Swap each "Accounts" in the listing below for "Balances", and write the listing out again with nothing else changed.

+---+

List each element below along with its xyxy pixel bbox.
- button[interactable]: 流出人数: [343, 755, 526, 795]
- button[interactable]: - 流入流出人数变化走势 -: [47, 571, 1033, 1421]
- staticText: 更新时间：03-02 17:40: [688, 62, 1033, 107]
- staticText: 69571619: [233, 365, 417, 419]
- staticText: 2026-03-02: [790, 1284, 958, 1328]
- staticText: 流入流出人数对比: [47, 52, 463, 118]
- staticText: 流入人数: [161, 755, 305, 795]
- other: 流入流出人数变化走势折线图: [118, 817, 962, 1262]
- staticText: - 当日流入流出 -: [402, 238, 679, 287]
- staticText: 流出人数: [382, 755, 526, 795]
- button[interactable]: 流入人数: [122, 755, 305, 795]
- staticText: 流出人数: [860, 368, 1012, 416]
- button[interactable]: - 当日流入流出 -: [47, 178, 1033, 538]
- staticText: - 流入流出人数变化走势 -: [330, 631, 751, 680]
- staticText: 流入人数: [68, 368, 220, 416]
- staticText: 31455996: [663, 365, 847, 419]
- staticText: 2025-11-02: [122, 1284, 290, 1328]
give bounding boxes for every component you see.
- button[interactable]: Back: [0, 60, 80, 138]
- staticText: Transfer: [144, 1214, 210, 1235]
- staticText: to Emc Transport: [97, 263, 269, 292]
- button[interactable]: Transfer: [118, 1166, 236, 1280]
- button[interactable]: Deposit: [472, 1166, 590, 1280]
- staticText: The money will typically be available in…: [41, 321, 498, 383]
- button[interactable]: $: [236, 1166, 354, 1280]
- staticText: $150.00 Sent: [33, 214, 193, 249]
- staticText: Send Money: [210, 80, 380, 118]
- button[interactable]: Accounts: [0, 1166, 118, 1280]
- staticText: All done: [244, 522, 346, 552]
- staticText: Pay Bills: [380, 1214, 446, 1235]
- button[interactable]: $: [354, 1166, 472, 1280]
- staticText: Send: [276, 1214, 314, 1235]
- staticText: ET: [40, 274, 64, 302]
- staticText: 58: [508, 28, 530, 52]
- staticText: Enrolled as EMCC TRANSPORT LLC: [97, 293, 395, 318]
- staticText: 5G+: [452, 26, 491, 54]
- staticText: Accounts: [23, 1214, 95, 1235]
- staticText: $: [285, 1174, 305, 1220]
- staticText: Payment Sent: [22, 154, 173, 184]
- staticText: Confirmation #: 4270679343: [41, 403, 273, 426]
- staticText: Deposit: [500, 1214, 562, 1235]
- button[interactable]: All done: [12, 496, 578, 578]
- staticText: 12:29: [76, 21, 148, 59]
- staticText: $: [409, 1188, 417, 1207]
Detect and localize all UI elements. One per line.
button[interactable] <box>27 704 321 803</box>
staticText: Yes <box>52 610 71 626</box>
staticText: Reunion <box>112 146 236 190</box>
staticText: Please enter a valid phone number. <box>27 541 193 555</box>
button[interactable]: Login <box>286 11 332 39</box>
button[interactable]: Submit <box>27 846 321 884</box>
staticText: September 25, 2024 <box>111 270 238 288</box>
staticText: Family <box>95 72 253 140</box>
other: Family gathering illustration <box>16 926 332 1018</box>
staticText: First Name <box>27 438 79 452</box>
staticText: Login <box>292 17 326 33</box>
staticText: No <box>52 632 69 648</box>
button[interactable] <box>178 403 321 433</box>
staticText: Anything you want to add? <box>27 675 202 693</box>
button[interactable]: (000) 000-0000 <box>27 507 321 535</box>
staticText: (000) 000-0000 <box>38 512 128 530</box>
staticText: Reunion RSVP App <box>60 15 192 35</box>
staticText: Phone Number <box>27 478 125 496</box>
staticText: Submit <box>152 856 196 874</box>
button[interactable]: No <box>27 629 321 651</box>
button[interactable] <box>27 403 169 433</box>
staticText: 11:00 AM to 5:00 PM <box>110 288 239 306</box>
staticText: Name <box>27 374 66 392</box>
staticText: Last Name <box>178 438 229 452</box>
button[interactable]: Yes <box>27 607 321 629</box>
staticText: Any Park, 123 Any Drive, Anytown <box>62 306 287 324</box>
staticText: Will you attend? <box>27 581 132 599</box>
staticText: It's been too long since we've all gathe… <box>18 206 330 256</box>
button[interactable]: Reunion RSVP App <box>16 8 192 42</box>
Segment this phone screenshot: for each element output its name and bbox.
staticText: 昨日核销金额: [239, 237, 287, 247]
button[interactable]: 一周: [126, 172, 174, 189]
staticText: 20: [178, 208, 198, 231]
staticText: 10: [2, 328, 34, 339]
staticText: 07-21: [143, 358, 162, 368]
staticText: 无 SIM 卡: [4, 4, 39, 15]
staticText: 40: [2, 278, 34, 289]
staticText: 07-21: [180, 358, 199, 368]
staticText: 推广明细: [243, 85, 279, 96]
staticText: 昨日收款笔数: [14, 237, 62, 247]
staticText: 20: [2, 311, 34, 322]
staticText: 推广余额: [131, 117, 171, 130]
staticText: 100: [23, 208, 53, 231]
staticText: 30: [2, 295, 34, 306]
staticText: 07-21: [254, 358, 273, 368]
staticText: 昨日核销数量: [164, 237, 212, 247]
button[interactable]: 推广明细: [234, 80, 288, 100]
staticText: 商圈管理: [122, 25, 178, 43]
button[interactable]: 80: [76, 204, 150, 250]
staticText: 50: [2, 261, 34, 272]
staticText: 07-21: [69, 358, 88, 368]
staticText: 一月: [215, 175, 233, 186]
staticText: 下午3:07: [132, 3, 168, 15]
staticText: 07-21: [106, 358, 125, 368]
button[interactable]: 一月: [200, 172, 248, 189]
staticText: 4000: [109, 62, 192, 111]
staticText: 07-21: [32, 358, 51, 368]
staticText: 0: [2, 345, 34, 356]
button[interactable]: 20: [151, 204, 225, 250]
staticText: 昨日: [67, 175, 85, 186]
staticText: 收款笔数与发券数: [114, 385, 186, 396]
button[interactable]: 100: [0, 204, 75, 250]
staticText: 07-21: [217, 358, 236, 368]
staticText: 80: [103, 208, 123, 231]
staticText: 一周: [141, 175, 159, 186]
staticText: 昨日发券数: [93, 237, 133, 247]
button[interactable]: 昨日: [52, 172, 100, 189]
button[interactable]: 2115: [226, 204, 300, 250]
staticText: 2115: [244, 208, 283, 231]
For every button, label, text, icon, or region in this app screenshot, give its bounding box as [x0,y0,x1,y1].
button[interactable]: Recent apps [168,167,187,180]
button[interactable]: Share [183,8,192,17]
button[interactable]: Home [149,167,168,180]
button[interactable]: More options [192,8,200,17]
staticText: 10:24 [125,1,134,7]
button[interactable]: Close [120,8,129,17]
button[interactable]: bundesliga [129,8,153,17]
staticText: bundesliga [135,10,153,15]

+---+

**Answer below**
List each element below along with its xyxy pixel bbox.
- button[interactable]: 流出人数: [343, 755, 526, 795]
- button[interactable]: - 流入流出人数变化走势 -: [47, 571, 1033, 1421]
- staticText: 更新时间：03-02 17:40: [688, 62, 1033, 107]
- staticText: 69571619: [233, 365, 417, 419]
- staticText: 2026-03-02: [790, 1284, 958, 1328]
- staticText: 流入流出人数对比: [47, 52, 463, 118]
- staticText: 流入人数: [161, 755, 305, 795]
- other: 流入流出人数变化走势折线图: [118, 817, 962, 1262]
- staticText: - 当日流入流出 -: [402, 238, 679, 287]
- staticText: 流出人数: [382, 755, 526, 795]
- button[interactable]: 流入人数: [122, 755, 305, 795]
- staticText: 流出人数: [860, 368, 1012, 416]
- button[interactable]: - 当日流入流出 -: [47, 178, 1033, 538]
- staticText: - 流入流出人数变化走势 -: [330, 631, 751, 680]
- staticText: 流入人数: [68, 368, 220, 416]
- staticText: 31455996: [663, 365, 847, 419]
- staticText: 2025-11-02: [122, 1284, 290, 1328]
give bounding boxes for every component you see.
- button[interactable]: Back: [0, 60, 80, 138]
- staticText: Transfer: [144, 1214, 210, 1235]
- staticText: to Emc Transport: [97, 263, 269, 292]
- button[interactable]: Transfer: [118, 1166, 236, 1280]
- button[interactable]: Deposit: [472, 1166, 590, 1280]
- staticText: The money will typically be available in…: [41, 321, 498, 383]
- button[interactable]: $: [236, 1166, 354, 1280]
- staticText: $150.00 Sent: [33, 214, 193, 249]
- staticText: Send Money: [210, 80, 380, 118]
- button[interactable]: Balances: [0, 1166, 118, 1280]
- staticText: All done: [244, 522, 346, 552]
- staticText: Pay Bills: [380, 1214, 446, 1235]
- button[interactable]: $: [354, 1166, 472, 1280]
- staticText: Send: [276, 1214, 314, 1235]
- staticText: ET: [40, 274, 64, 302]
- staticText: 58: [508, 28, 530, 52]
- staticText: Enrolled as EMCC TRANSPORT LLC: [97, 293, 395, 318]
- staticText: 5G+: [452, 26, 491, 54]
- staticText: Balances: [23, 1214, 95, 1235]
- staticText: $: [285, 1174, 305, 1220]
- staticText: Payment Sent: [22, 154, 173, 184]
- staticText: Confirmation #: 4270679343: [41, 403, 273, 426]
- staticText: Deposit: [500, 1214, 562, 1235]
- button[interactable]: All done: [12, 496, 578, 578]
- staticText: 12:29: [76, 21, 148, 59]
- staticText: $: [409, 1188, 417, 1207]
Detect and localize all UI elements. One per line.
button[interactable] <box>27 704 321 803</box>
staticText: Yes <box>52 610 71 626</box>
staticText: Reunion <box>112 146 236 190</box>
staticText: Please enter a valid phone number. <box>27 541 193 555</box>
button[interactable]: Login <box>286 11 332 39</box>
button[interactable]: Submit <box>27 846 321 884</box>
staticText: September 25, 2024 <box>111 270 238 288</box>
staticText: Family <box>95 72 253 140</box>
other: Family gathering illustration <box>16 926 332 1018</box>
staticText: First Name <box>27 438 79 452</box>
staticText: Login <box>292 17 326 33</box>
staticText: No <box>52 632 69 648</box>
button[interactable] <box>178 403 321 433</box>
staticText: Anything you want to add? <box>27 675 202 693</box>
button[interactable]: (000) 000-0000 <box>27 507 321 535</box>
staticText: (000) 000-0000 <box>38 512 128 530</box>
staticText: Reunion RSVP App <box>60 15 192 35</box>
staticText: Phone Number <box>27 478 125 496</box>
staticText: Submit <box>152 856 196 874</box>
button[interactable]: No <box>27 629 321 651</box>
button[interactable] <box>27 403 169 433</box>
staticText: 11:00 AM to 5:00 PM <box>110 288 239 306</box>
staticText: Name <box>27 374 66 392</box>
staticText: Last Name <box>178 438 229 452</box>
button[interactable]: Yes <box>27 607 321 629</box>
staticText: Any Park, 123 Any Drive, Anytown <box>62 306 287 324</box>
staticText: Will you attend? <box>27 581 132 599</box>
staticText: It's been too long since we've all gathe… <box>18 206 330 256</box>
button[interactable]: Reunion RSVP App <box>16 8 192 42</box>
Segment this phone screenshot: for each element output its name and bbox.
staticText: 昨日核销金额: [239, 237, 287, 247]
button[interactable]: 一周: [126, 172, 174, 189]
staticText: 20: [178, 208, 198, 231]
staticText: 10: [2, 328, 34, 339]
staticText: 07-21: [143, 358, 162, 368]
staticText: 无 SIM 卡: [4, 4, 39, 15]
staticText: 40: [2, 278, 34, 289]
staticText: 07-21: [180, 358, 199, 368]
staticText: 推广明细: [243, 85, 279, 96]
staticText: 昨日收款笔数: [14, 237, 62, 247]
staticText: 20: [2, 311, 34, 322]
staticText: 推广余额: [131, 117, 171, 130]
staticText: 100: [23, 208, 53, 231]
staticText: 30: [2, 295, 34, 306]
staticText: 07-21: [254, 358, 273, 368]
staticText: 昨日核销数量: [164, 237, 212, 247]
button[interactable]: 推广明细: [234, 80, 288, 100]
staticText: 商圈管理: [122, 25, 178, 43]
button[interactable]: 80: [76, 204, 150, 250]
staticText: 50: [2, 261, 34, 272]
staticText: 07-21: [69, 358, 88, 368]
staticText: 一月: [215, 175, 233, 186]
staticText: 下午3:07: [132, 3, 168, 15]
staticText: 07-21: [106, 358, 125, 368]
button[interactable]: 一月: [200, 172, 248, 189]
staticText: 4000: [109, 62, 192, 111]
staticText: 07-21: [32, 358, 51, 368]
staticText: 0: [2, 345, 34, 356]
button[interactable]: 20: [151, 204, 225, 250]
staticText: 昨日: [67, 175, 85, 186]
staticText: 收款笔数与发券数: [114, 385, 186, 396]
button[interactable]: 100: [0, 204, 75, 250]
staticText: 07-21: [217, 358, 236, 368]
staticText: 80: [103, 208, 123, 231]
staticText: 一周: [141, 175, 159, 186]
staticText: 昨日发券数: [93, 237, 133, 247]
button[interactable]: 昨日: [52, 172, 100, 189]
button[interactable]: 2115: [226, 204, 300, 250]
staticText: 2115: [244, 208, 283, 231]
For every button, label, text, icon, or region in this app screenshot, give its bounding box as [x0,y0,x1,y1].
button[interactable]: Recent apps [168,167,187,180]
button[interactable]: Share [183,8,192,17]
button[interactable]: Home [149,167,168,180]
button[interactable]: More options [192,8,200,17]
staticText: 10:24 [125,1,134,7]
button[interactable]: Close [120,8,129,17]
button[interactable]: bundesliga [129,8,153,17]
staticText: bundesliga [135,10,153,15]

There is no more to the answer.